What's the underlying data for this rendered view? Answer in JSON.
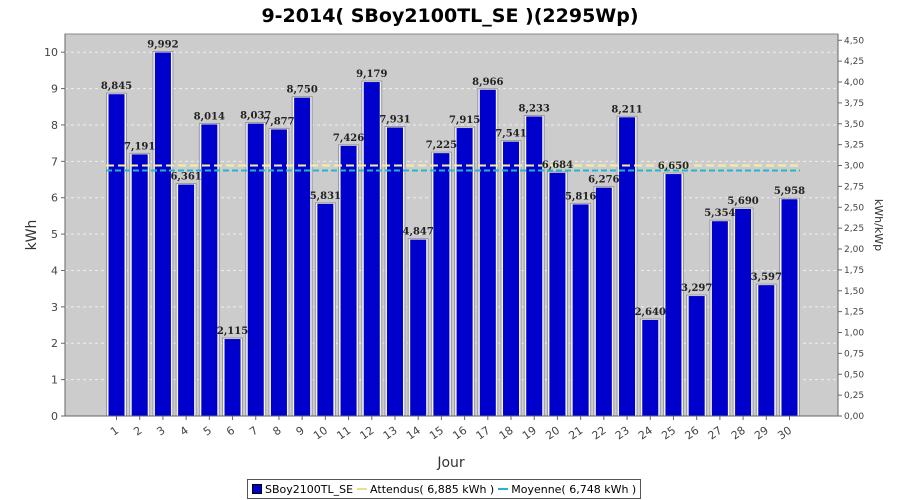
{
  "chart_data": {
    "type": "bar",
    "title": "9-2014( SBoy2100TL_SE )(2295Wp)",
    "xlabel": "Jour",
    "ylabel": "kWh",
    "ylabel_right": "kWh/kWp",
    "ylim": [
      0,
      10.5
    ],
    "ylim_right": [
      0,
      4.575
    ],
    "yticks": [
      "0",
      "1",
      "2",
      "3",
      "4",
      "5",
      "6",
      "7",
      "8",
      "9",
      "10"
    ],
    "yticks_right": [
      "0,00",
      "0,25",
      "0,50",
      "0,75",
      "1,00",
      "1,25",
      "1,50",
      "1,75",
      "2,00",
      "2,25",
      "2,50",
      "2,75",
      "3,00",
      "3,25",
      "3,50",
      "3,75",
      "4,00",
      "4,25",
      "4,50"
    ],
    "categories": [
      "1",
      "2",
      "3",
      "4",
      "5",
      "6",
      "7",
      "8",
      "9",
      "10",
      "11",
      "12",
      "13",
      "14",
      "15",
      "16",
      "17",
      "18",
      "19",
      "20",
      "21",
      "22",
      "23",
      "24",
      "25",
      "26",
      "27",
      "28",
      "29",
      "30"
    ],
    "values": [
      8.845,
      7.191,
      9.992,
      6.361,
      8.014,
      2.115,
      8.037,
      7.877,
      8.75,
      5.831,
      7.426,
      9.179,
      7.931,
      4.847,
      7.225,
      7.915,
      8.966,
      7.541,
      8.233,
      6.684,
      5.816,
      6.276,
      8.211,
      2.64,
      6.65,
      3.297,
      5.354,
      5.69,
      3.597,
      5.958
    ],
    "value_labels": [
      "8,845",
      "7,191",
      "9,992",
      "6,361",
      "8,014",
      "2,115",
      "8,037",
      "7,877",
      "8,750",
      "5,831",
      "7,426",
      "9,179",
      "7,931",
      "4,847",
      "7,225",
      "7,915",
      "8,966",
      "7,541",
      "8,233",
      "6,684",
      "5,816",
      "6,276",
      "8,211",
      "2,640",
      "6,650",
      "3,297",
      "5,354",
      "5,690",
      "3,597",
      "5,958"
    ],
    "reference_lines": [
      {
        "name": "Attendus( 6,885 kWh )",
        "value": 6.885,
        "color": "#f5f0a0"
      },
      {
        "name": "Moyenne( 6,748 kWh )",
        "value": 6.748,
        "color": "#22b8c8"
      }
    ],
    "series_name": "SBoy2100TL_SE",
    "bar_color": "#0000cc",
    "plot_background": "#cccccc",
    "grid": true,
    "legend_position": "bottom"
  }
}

Your task: Give the material again exactly as it is, but keep the pictures out.

Worked answer:
What's the underlying data for this rendered view? Answer in JSON.
{
  "chart_data": {
    "type": "bar",
    "title": "9-2014( SBoy2100TL_SE )(2295Wp)",
    "xlabel": "Jour",
    "ylabel": "kWh",
    "ylabel_right": "kWh/kWp",
    "ylim": [
      0,
      10.5
    ],
    "ylim_right": [
      0,
      4.575
    ],
    "yticks": [
      "0",
      "1",
      "2",
      "3",
      "4",
      "5",
      "6",
      "7",
      "8",
      "9",
      "10"
    ],
    "yticks_right": [
      "0,00",
      "0,25",
      "0,50",
      "0,75",
      "1,00",
      "1,25",
      "1,50",
      "1,75",
      "2,00",
      "2,25",
      "2,50",
      "2,75",
      "3,00",
      "3,25",
      "3,50",
      "3,75",
      "4,00",
      "4,25",
      "4,50"
    ],
    "categories": [
      "1",
      "2",
      "3",
      "4",
      "5",
      "6",
      "7",
      "8",
      "9",
      "10",
      "11",
      "12",
      "13",
      "14",
      "15",
      "16",
      "17",
      "18",
      "19",
      "20",
      "21",
      "22",
      "23",
      "24",
      "25",
      "26",
      "27",
      "28",
      "29",
      "30"
    ],
    "values": [
      8.845,
      7.191,
      9.992,
      6.361,
      8.014,
      2.115,
      8.037,
      7.877,
      8.75,
      5.831,
      7.426,
      9.179,
      7.931,
      4.847,
      7.225,
      7.915,
      8.966,
      7.541,
      8.233,
      6.684,
      5.816,
      6.276,
      8.211,
      2.64,
      6.65,
      3.297,
      5.354,
      5.69,
      3.597,
      5.958
    ],
    "value_labels": [
      "8,845",
      "7,191",
      "9,992",
      "6,361",
      "8,014",
      "2,115",
      "8,037",
      "7,877",
      "8,750",
      "5,831",
      "7,426",
      "9,179",
      "7,931",
      "4,847",
      "7,225",
      "7,915",
      "8,966",
      "7,541",
      "8,233",
      "6,684",
      "5,816",
      "6,276",
      "8,211",
      "2,640",
      "6,650",
      "3,297",
      "5,354",
      "5,690",
      "3,597",
      "5,958"
    ],
    "reference_lines": [
      {
        "name": "Attendus( 6,885 kWh )",
        "value": 6.885,
        "color": "#f5f0a0"
      },
      {
        "name": "Moyenne( 6,748 kWh )",
        "value": 6.748,
        "color": "#22b8c8"
      }
    ],
    "series_name": "SBoy2100TL_SE",
    "bar_color": "#0000cc",
    "plot_background": "#cccccc",
    "grid": true,
    "legend_position": "bottom"
  }
}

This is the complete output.